▶ [PROBLEM DESCRIPTION]: Give every line from the entries that contains "나머지가".

start DATA SHOWN

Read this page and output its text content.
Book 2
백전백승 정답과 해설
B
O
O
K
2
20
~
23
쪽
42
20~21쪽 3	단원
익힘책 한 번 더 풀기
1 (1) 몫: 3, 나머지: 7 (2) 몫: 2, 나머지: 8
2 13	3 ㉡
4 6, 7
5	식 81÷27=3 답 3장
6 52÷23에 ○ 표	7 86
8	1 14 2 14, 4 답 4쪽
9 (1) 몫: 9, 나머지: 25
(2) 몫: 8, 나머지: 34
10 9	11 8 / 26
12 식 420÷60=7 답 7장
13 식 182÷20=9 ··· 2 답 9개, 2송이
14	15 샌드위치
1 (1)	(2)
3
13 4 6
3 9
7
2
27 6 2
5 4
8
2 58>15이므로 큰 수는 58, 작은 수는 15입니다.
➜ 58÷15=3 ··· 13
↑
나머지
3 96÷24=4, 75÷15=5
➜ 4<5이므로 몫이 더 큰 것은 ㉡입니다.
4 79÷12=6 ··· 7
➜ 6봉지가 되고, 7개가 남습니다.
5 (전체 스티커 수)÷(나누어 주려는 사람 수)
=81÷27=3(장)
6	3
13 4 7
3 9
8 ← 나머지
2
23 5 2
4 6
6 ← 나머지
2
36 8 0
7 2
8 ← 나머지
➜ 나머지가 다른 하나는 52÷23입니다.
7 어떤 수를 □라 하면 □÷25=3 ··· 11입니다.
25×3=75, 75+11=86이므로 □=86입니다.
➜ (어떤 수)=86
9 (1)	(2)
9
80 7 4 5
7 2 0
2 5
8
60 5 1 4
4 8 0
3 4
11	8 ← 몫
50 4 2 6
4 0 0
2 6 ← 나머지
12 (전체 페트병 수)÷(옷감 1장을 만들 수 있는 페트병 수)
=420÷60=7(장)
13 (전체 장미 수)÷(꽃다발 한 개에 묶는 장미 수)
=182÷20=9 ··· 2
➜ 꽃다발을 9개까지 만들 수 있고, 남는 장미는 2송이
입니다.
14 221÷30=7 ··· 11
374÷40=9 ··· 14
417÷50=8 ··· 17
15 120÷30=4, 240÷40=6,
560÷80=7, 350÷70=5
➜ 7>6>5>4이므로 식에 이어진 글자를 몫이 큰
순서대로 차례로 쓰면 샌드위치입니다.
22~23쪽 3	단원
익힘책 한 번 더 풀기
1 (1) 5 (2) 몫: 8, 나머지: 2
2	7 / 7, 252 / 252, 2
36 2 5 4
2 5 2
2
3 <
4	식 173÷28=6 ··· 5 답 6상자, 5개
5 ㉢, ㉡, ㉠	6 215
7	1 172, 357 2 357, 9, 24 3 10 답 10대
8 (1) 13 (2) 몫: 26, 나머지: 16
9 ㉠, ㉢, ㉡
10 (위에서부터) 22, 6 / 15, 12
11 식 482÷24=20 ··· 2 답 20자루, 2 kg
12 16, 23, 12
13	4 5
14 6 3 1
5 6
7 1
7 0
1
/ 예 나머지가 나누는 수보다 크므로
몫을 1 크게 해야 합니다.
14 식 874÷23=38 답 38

end DATA SHOWN

▶ [CORRECT RESULT]:
➜ 나머지가 다른 하나는 52÷23입니다.
/ 예 나머지가 나누는 수보다 크므로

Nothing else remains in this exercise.